Set down the full listing exactly as given. Any pictures are to be left out.

— BEGIN DATA FOR PROCESSING —

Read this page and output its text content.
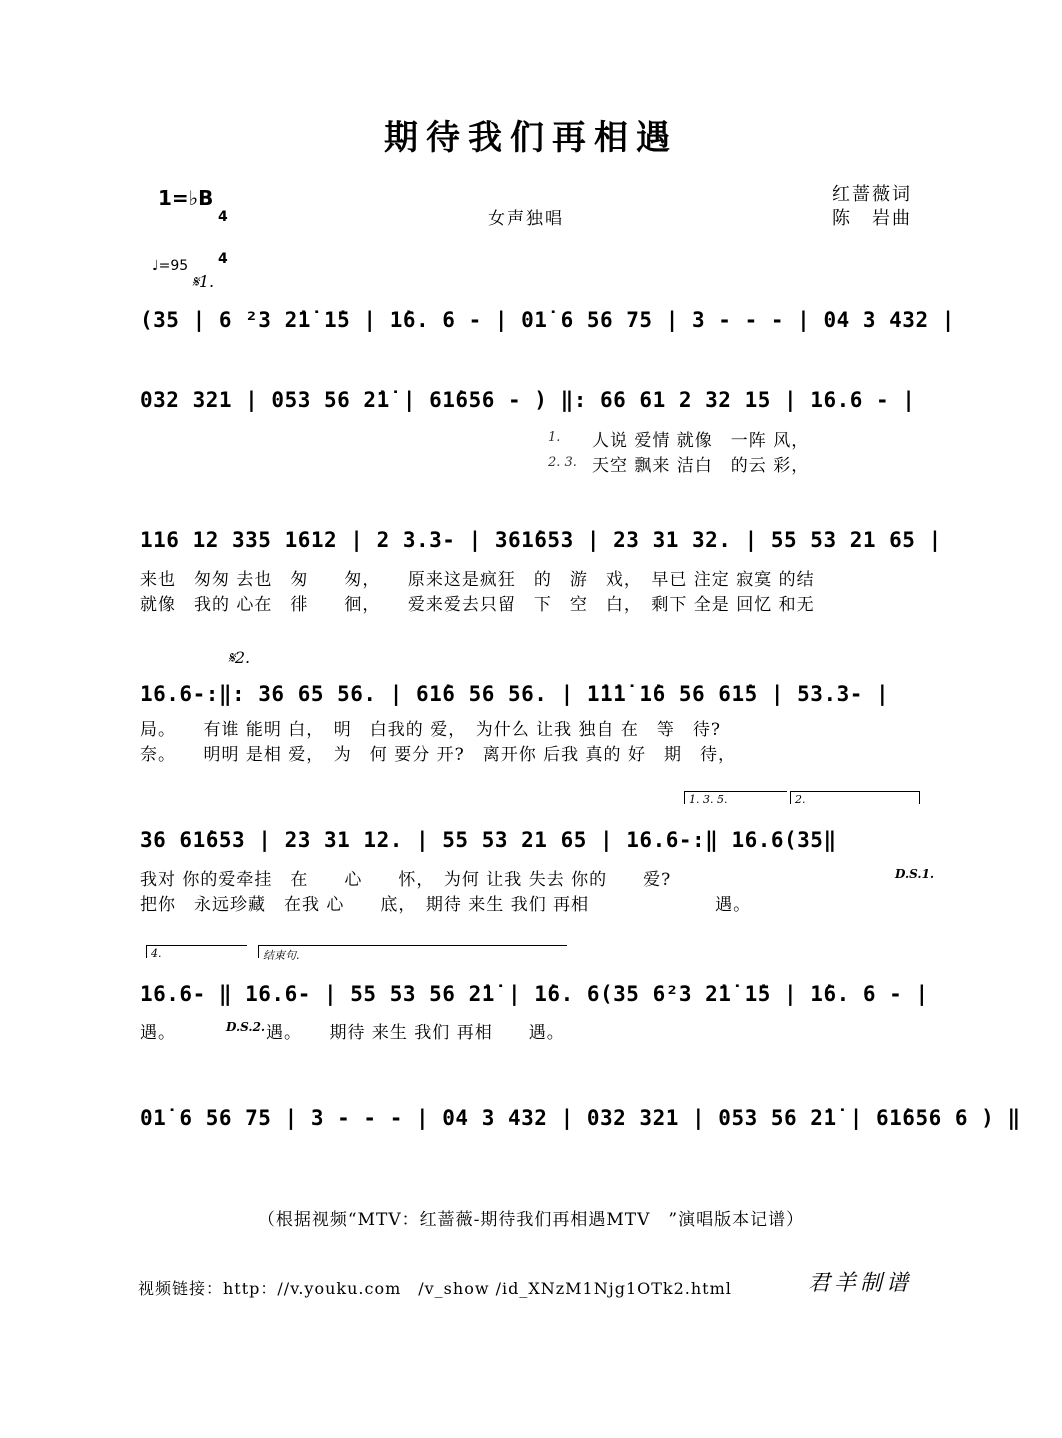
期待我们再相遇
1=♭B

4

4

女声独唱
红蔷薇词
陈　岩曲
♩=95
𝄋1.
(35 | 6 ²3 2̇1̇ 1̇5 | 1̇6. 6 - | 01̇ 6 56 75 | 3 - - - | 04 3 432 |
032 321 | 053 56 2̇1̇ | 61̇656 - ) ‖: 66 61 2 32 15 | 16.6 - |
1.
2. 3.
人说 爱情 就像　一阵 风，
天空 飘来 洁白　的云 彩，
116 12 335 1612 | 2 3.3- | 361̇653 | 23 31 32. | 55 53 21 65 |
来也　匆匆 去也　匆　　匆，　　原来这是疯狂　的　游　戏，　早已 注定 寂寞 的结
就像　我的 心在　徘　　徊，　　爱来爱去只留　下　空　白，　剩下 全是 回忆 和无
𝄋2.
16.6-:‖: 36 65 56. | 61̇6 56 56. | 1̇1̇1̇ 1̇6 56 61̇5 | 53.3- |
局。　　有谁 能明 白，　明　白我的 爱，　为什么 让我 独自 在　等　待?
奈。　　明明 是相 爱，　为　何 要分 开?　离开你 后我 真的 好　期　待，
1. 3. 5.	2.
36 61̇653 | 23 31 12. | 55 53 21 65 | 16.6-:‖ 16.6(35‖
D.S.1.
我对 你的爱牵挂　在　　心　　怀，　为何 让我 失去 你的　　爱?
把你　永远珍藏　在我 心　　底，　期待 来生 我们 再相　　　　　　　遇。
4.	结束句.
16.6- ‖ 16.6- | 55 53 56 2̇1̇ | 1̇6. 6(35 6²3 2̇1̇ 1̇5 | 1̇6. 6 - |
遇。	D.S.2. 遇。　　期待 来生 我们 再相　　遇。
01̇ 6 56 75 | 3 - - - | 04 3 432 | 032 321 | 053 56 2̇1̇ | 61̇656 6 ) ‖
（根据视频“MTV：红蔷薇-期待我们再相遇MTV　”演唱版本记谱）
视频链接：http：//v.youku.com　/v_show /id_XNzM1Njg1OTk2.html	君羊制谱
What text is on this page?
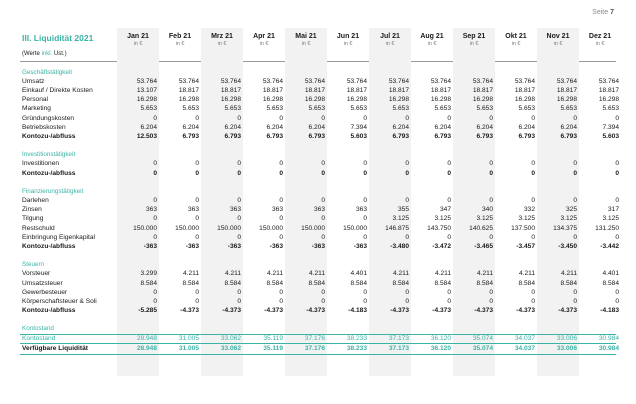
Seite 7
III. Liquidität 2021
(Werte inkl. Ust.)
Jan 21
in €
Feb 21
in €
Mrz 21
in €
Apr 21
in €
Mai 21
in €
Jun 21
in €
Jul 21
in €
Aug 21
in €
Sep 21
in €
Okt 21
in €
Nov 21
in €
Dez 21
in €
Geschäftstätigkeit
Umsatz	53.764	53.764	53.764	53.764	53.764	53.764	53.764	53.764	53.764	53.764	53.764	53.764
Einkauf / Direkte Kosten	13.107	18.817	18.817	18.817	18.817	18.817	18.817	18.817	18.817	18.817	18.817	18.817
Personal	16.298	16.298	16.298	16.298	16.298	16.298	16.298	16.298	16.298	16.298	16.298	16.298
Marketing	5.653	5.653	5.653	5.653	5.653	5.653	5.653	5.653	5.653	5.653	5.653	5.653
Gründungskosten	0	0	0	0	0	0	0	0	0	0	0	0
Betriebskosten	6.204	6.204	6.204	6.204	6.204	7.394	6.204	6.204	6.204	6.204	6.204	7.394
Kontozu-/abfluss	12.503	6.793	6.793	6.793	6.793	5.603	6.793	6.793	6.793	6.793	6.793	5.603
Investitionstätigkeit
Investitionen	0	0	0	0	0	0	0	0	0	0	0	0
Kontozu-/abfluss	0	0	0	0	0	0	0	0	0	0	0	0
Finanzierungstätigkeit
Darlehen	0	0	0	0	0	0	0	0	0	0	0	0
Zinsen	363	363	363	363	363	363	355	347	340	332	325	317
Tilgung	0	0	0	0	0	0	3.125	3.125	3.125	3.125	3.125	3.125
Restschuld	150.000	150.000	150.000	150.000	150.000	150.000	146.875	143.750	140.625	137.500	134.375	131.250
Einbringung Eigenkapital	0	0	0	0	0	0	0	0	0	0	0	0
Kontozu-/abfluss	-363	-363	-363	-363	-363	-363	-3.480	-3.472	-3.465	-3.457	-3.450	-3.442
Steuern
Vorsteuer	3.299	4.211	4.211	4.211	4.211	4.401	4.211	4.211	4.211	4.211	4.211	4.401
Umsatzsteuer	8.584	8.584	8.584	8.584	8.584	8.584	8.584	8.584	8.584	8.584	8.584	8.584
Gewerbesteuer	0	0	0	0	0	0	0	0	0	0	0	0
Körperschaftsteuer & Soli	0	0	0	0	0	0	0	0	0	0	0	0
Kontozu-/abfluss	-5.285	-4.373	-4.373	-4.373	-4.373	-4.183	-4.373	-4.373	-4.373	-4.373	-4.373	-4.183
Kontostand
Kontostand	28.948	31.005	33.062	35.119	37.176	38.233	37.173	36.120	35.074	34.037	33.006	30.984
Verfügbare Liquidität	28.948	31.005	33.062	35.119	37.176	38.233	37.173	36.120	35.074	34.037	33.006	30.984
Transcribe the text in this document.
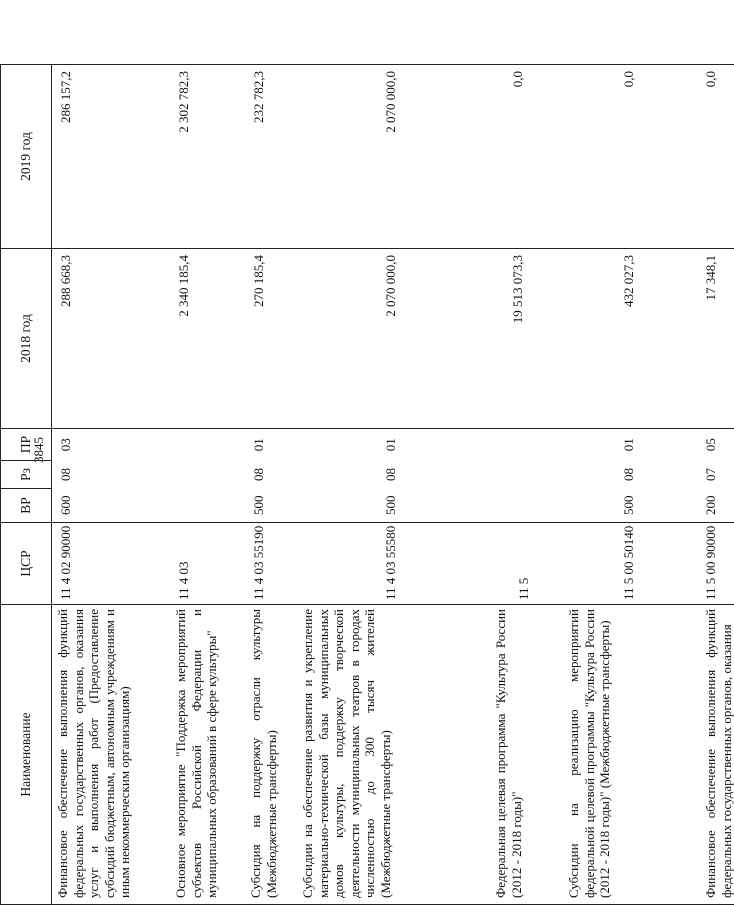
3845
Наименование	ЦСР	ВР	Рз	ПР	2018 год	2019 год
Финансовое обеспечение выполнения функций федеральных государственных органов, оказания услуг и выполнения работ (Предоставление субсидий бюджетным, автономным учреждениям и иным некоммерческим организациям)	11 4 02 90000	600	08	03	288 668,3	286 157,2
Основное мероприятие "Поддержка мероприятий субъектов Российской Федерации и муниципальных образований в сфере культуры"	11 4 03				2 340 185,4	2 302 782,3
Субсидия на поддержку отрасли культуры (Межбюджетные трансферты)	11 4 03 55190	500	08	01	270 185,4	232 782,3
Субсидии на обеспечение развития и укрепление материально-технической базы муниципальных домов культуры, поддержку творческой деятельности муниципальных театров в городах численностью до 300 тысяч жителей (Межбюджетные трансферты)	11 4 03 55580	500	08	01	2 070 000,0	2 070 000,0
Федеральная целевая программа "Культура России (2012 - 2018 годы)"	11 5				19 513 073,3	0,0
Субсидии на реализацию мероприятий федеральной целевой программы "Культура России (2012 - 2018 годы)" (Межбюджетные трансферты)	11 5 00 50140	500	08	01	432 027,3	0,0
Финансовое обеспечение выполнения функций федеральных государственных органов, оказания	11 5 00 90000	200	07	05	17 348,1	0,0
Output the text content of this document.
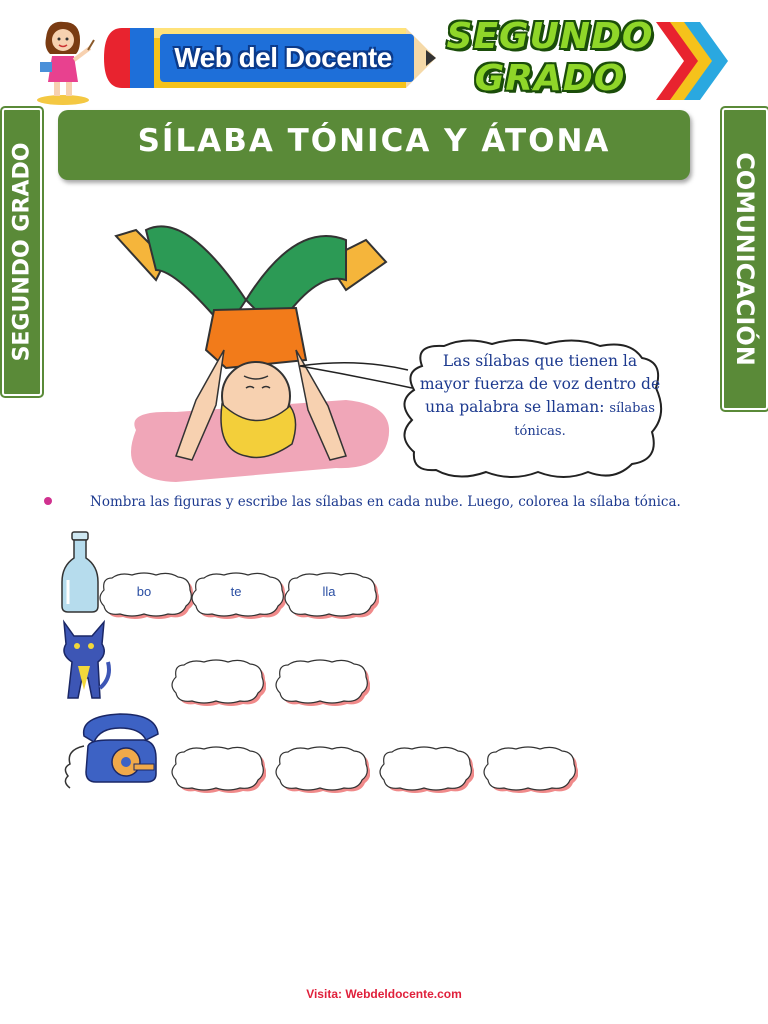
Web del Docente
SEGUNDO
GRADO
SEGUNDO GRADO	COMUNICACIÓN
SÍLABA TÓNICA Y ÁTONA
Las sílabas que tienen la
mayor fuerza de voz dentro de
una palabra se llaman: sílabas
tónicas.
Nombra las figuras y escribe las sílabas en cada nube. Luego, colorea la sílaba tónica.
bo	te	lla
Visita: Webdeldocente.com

— END DATA FOR PROCESSING —

* [FINISHED ANSWER]
Read this page and output its text content.
期待我们再相遇
1=♭B

4

4

女声独唱
红蔷薇词
陈　岩曲
♩=95
𝄋1.
(35 | 6 ²3 2̇1̇ 1̇5 | 1̇6. 6 - | 01̇ 6 56 75 | 3 - - - | 04 3 432 |
032 321 | 053 56 2̇1̇ | 61̇656 - ) ‖: 66 61 2 32 15 | 16.6 - |
1.
2. 3.
人说 爱情 就像　一阵 风，
天空 飘来 洁白　的云 彩，
116 12 335 1612 | 2 3.3- | 361̇653 | 23 31 32. | 55 53 21 65 |
来也　匆匆 去也　匆　　匆，　　原来这是疯狂　的　游　戏，　早已 注定 寂寞 的结
就像　我的 心在　徘　　徊，　　爱来爱去只留　下　空　白，　剩下 全是 回忆 和无
𝄋2.
16.6-:‖: 36 65 56. | 61̇6 56 56. | 1̇1̇1̇ 1̇6 56 61̇5 | 53.3- |
局。　　有谁 能明 白，　明　白我的 爱，　为什么 让我 独自 在　等　待?
奈。　　明明 是相 爱，　为　何 要分 开?　离开你 后我 真的 好　期　待，
1. 3. 5.	2.
36 61̇653 | 23 31 12. | 55 53 21 65 | 16.6-:‖ 16.6(35‖
D.S.1.
我对 你的爱牵挂　在　　心　　怀，　为何 让我 失去 你的　　爱?
把你　永远珍藏　在我 心　　底，　期待 来生 我们 再相　　　　　　　遇。
4.	结束句.
16.6- ‖ 16.6- | 55 53 56 2̇1̇ | 1̇6. 6(35 6²3 2̇1̇ 1̇5 | 1̇6. 6 - |
遇。	D.S.2. 遇。　　期待 来生 我们 再相　　遇。
01̇ 6 56 75 | 3 - - - | 04 3 432 | 032 321 | 053 56 2̇1̇ | 61̇656 6 ) ‖
（根据视频“MTV：红蔷薇-期待我们再相遇MTV　”演唱版本记谱）
视频链接：http：//v.youku.com　/v_show /id_XNzM1Njg1OTk2.html	君羊制谱
What text is on this page?
Seite 7
III. Liquidität 2021
(Werte inkl. Ust.)
Jan 21
in €
Feb 21
in €
Mrz 21
in €
Apr 21
in €
Mai 21
in €
Jun 21
in €
Jul 21
in €
Aug 21
in €
Sep 21
in €
Okt 21
in €
Nov 21
in €
Dez 21
in €
Geschäftstätigkeit
Umsatz	53.764	53.764	53.764	53.764	53.764	53.764	53.764	53.764	53.764	53.764	53.764	53.764
Einkauf / Direkte Kosten	13.107	18.817	18.817	18.817	18.817	18.817	18.817	18.817	18.817	18.817	18.817	18.817
Personal	16.298	16.298	16.298	16.298	16.298	16.298	16.298	16.298	16.298	16.298	16.298	16.298
Marketing	5.653	5.653	5.653	5.653	5.653	5.653	5.653	5.653	5.653	5.653	5.653	5.653
Gründungskosten	0	0	0	0	0	0	0	0	0	0	0	0
Betriebskosten	6.204	6.204	6.204	6.204	6.204	7.394	6.204	6.204	6.204	6.204	6.204	7.394
Kontozu-/abfluss	12.503	6.793	6.793	6.793	6.793	5.603	6.793	6.793	6.793	6.793	6.793	5.603
Investitionstätigkeit
Investitionen	0	0	0	0	0	0	0	0	0	0	0	0
Kontozu-/abfluss	0	0	0	0	0	0	0	0	0	0	0	0
Finanzierungstätigkeit
Darlehen	0	0	0	0	0	0	0	0	0	0	0	0
Zinsen	363	363	363	363	363	363	355	347	340	332	325	317
Tilgung	0	0	0	0	0	0	3.125	3.125	3.125	3.125	3.125	3.125
Restschuld	150.000	150.000	150.000	150.000	150.000	150.000	146.875	143.750	140.625	137.500	134.375	131.250
Einbringung Eigenkapital	0	0	0	0	0	0	0	0	0	0	0	0
Kontozu-/abfluss	-363	-363	-363	-363	-363	-363	-3.480	-3.472	-3.465	-3.457	-3.450	-3.442
Steuern
Vorsteuer	3.299	4.211	4.211	4.211	4.211	4.401	4.211	4.211	4.211	4.211	4.211	4.401
Umsatzsteuer	8.584	8.584	8.584	8.584	8.584	8.584	8.584	8.584	8.584	8.584	8.584	8.584
Gewerbesteuer	0	0	0	0	0	0	0	0	0	0	0	0
Körperschaftsteuer & Soli	0	0	0	0	0	0	0	0	0	0	0	0
Kontozu-/abfluss	-5.285	-4.373	-4.373	-4.373	-4.373	-4.183	-4.373	-4.373	-4.373	-4.373	-4.373	-4.183
Kontostand
Kontostand	28.948	31.005	33.062	35.119	37.176	38.233	37.173	36.120	35.074	34.037	33.006	30.984
Verfügbare Liquidität	28.948	31.005	33.062	35.119	37.176	38.233	37.173	36.120	35.074	34.037	33.006	30.984
Transcribe the text in this document.
3845
Наименование	ЦСР	ВР	Рз	ПР	2018 год	2019 год
Финансовое обеспечение выполнения функций федеральных государственных органов, оказания услуг и выполнения работ (Предоставление субсидий бюджетным, автономным учреждениям и иным некоммерческим организациям)	11 4 02 90000	600	08	03	288 668,3	286 157,2
Основное мероприятие "Поддержка мероприятий субъектов Российской Федерации и муниципальных образований в сфере культуры"	11 4 03				2 340 185,4	2 302 782,3
Субсидия на поддержку отрасли культуры (Межбюджетные трансферты)	11 4 03 55190	500	08	01	270 185,4	232 782,3
Субсидии на обеспечение развития и укрепление материально-технической базы муниципальных домов культуры, поддержку творческой деятельности муниципальных театров в городах численностью до 300 тысяч жителей (Межбюджетные трансферты)	11 4 03 55580	500	08	01	2 070 000,0	2 070 000,0
Федеральная целевая программа "Культура России (2012 - 2018 годы)"	11 5				19 513 073,3	0,0
Субсидии на реализацию мероприятий федеральной целевой программы "Культура России (2012 - 2018 годы)" (Межбюджетные трансферты)	11 5 00 50140	500	08	01	432 027,3	0,0
Финансовое обеспечение выполнения функций федеральных государственных органов, оказания	11 5 00 90000	200	07	05	17 348,1	0,0
Output the text content of this document.
Web del Docente
SEGUNDO
GRADO
SEGUNDO GRADO	COMUNICACIÓN
SÍLABA TÓNICA Y ÁTONA
Las sílabas que tienen la
mayor fuerza de voz dentro de
una palabra se llaman: sílabas
tónicas.
Nombra las figuras y escribe las sílabas en cada nube. Luego, colorea la sílaba tónica.
bo	te	lla
Visita: Webdeldocente.com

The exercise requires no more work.